# Objective
Write down each entry again, exactly as it reads.

# Material for this task
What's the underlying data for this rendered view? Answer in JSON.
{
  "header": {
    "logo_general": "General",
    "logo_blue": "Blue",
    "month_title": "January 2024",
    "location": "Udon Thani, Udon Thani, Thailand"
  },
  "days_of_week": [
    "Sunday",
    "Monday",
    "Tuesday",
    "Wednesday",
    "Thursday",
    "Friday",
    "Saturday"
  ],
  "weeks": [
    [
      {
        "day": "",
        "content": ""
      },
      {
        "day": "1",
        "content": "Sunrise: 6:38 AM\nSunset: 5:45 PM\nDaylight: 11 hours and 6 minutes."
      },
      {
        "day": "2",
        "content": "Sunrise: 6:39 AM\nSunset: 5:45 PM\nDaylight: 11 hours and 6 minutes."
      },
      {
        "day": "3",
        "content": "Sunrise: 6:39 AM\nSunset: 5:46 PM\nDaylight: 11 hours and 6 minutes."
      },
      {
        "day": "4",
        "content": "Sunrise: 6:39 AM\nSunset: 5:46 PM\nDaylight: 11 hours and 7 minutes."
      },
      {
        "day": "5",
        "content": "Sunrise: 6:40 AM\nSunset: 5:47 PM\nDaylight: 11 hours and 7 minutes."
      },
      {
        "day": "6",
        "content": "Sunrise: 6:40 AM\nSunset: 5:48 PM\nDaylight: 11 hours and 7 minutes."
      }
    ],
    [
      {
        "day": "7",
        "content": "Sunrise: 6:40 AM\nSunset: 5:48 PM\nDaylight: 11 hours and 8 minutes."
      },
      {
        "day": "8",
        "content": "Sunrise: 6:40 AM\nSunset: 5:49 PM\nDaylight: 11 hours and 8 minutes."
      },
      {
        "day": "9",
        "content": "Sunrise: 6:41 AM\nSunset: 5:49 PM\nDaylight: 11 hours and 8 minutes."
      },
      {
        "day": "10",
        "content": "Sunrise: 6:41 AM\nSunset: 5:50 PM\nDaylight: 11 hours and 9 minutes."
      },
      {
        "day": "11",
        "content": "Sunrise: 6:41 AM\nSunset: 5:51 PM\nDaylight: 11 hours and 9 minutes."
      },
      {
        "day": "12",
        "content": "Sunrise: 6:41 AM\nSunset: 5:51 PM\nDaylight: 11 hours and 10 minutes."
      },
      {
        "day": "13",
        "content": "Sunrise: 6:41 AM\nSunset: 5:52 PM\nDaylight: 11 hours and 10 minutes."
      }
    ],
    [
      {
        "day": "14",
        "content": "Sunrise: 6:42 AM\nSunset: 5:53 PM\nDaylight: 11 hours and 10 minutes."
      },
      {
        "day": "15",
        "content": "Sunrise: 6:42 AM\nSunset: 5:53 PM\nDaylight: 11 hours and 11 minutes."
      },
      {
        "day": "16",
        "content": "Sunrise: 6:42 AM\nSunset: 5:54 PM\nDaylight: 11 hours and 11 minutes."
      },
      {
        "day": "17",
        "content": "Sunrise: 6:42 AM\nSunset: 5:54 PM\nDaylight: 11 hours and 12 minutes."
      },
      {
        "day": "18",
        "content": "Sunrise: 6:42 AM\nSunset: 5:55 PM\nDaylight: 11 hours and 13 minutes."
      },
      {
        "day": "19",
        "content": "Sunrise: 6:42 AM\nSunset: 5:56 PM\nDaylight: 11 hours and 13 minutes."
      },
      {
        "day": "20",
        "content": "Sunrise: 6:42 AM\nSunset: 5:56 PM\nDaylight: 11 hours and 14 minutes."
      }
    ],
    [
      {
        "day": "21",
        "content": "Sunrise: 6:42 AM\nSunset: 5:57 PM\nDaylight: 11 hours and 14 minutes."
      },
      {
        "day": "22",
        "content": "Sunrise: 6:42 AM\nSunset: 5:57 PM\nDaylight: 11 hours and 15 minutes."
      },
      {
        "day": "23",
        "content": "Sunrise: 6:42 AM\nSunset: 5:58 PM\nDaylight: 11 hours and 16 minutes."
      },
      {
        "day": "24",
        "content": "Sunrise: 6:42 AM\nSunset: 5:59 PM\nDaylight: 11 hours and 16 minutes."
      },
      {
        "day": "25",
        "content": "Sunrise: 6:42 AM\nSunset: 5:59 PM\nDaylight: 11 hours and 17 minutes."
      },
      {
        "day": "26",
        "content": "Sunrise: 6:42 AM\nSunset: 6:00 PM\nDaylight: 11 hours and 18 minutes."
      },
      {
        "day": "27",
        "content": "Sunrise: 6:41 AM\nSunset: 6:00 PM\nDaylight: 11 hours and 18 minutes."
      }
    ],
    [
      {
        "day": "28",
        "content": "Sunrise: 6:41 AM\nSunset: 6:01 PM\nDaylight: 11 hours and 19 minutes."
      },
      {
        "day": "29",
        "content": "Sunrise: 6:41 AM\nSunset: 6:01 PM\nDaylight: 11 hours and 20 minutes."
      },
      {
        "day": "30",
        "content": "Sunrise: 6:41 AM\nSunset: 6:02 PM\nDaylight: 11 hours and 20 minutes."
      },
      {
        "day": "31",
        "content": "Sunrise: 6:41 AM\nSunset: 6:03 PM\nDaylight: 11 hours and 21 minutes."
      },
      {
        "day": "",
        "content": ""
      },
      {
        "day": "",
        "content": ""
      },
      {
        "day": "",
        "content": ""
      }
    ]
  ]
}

# Task solution
What's the underlying data for this rendered view? Answer in JSON.
{
  "header": {
    "logo_general": "General",
    "logo_blue": "Blue",
    "month_title": "January 2024",
    "location": "Udon Thani, Udon Thani, Thailand"
  },
  "days_of_week": [
    "Sunday",
    "Monday",
    "Tuesday",
    "Wednesday",
    "Thursday",
    "Friday",
    "Saturday"
  ],
  "weeks": [
    [
      {
        "day": "",
        "content": ""
      },
      {
        "day": "1",
        "content": "Sunrise: 6:38 AM\nSunset: 5:45 PM\nDaylight: 11 hours and 6 minutes."
      },
      {
        "day": "2",
        "content": "Sunrise: 6:39 AM\nSunset: 5:45 PM\nDaylight: 11 hours and 6 minutes."
      },
      {
        "day": "3",
        "content": "Sunrise: 6:39 AM\nSunset: 5:46 PM\nDaylight: 11 hours and 6 minutes."
      },
      {
        "day": "4",
        "content": "Sunrise: 6:39 AM\nSunset: 5:46 PM\nDaylight: 11 hours and 7 minutes."
      },
      {
        "day": "5",
        "content": "Sunrise: 6:40 AM\nSunset: 5:47 PM\nDaylight: 11 hours and 7 minutes."
      },
      {
        "day": "6",
        "content": "Sunrise: 6:40 AM\nSunset: 5:48 PM\nDaylight: 11 hours and 7 minutes."
      }
    ],
    [
      {
        "day": "7",
        "content": "Sunrise: 6:40 AM\nSunset: 5:48 PM\nDaylight: 11 hours and 8 minutes."
      },
      {
        "day": "8",
        "content": "Sunrise: 6:40 AM\nSunset: 5:49 PM\nDaylight: 11 hours and 8 minutes."
      },
      {
        "day": "9",
        "content": "Sunrise: 6:41 AM\nSunset: 5:49 PM\nDaylight: 11 hours and 8 minutes."
      },
      {
        "day": "10",
        "content": "Sunrise: 6:41 AM\nSunset: 5:50 PM\nDaylight: 11 hours and 9 minutes."
      },
      {
        "day": "11",
        "content": "Sunrise: 6:41 AM\nSunset: 5:51 PM\nDaylight: 11 hours and 9 minutes."
      },
      {
        "day": "12",
        "content": "Sunrise: 6:41 AM\nSunset: 5:51 PM\nDaylight: 11 hours and 10 minutes."
      },
      {
        "day": "13",
        "content": "Sunrise: 6:41 AM\nSunset: 5:52 PM\nDaylight: 11 hours and 10 minutes."
      }
    ],
    [
      {
        "day": "14",
        "content": "Sunrise: 6:42 AM\nSunset: 5:53 PM\nDaylight: 11 hours and 10 minutes."
      },
      {
        "day": "15",
        "content": "Sunrise: 6:42 AM\nSunset: 5:53 PM\nDaylight: 11 hours and 11 minutes."
      },
      {
        "day": "16",
        "content": "Sunrise: 6:42 AM\nSunset: 5:54 PM\nDaylight: 11 hours and 11 minutes."
      },
      {
        "day": "17",
        "content": "Sunrise: 6:42 AM\nSunset: 5:54 PM\nDaylight: 11 hours and 12 minutes."
      },
      {
        "day": "18",
        "content": "Sunrise: 6:42 AM\nSunset: 5:55 PM\nDaylight: 11 hours and 13 minutes."
      },
      {
        "day": "19",
        "content": "Sunrise: 6:42 AM\nSunset: 5:56 PM\nDaylight: 11 hours and 13 minutes."
      },
      {
        "day": "20",
        "content": "Sunrise: 6:42 AM\nSunset: 5:56 PM\nDaylight: 11 hours and 14 minutes."
      }
    ],
    [
      {
        "day": "21",
        "content": "Sunrise: 6:42 AM\nSunset: 5:57 PM\nDaylight: 11 hours and 14 minutes."
      },
      {
        "day": "22",
        "content": "Sunrise: 6:42 AM\nSunset: 5:57 PM\nDaylight: 11 hours and 15 minutes."
      },
      {
        "day": "23",
        "content": "Sunrise: 6:42 AM\nSunset: 5:58 PM\nDaylight: 11 hours and 16 minutes."
      },
      {
        "day": "24",
        "content": "Sunrise: 6:42 AM\nSunset: 5:59 PM\nDaylight: 11 hours and 16 minutes."
      },
      {
        "day": "25",
        "content": "Sunrise: 6:42 AM\nSunset: 5:59 PM\nDaylight: 11 hours and 17 minutes."
      },
      {
        "day": "26",
        "content": "Sunrise: 6:42 AM\nSunset: 6:00 PM\nDaylight: 11 hours and 18 minutes."
      },
      {
        "day": "27",
        "content": "Sunrise: 6:41 AM\nSunset: 6:00 PM\nDaylight: 11 hours and 18 minutes."
      }
    ],
    [
      {
        "day": "28",
        "content": "Sunrise: 6:41 AM\nSunset: 6:01 PM\nDaylight: 11 hours and 19 minutes."
      },
      {
        "day": "29",
        "content": "Sunrise: 6:41 AM\nSunset: 6:01 PM\nDaylight: 11 hours and 20 minutes."
      },
      {
        "day": "30",
        "content": "Sunrise: 6:41 AM\nSunset: 6:02 PM\nDaylight: 11 hours and 20 minutes."
      },
      {
        "day": "31",
        "content": "Sunrise: 6:41 AM\nSunset: 6:03 PM\nDaylight: 11 hours and 21 minutes."
      },
      {
        "day": "",
        "content": ""
      },
      {
        "day": "",
        "content": ""
      },
      {
        "day": "",
        "content": ""
      }
    ]
  ]
}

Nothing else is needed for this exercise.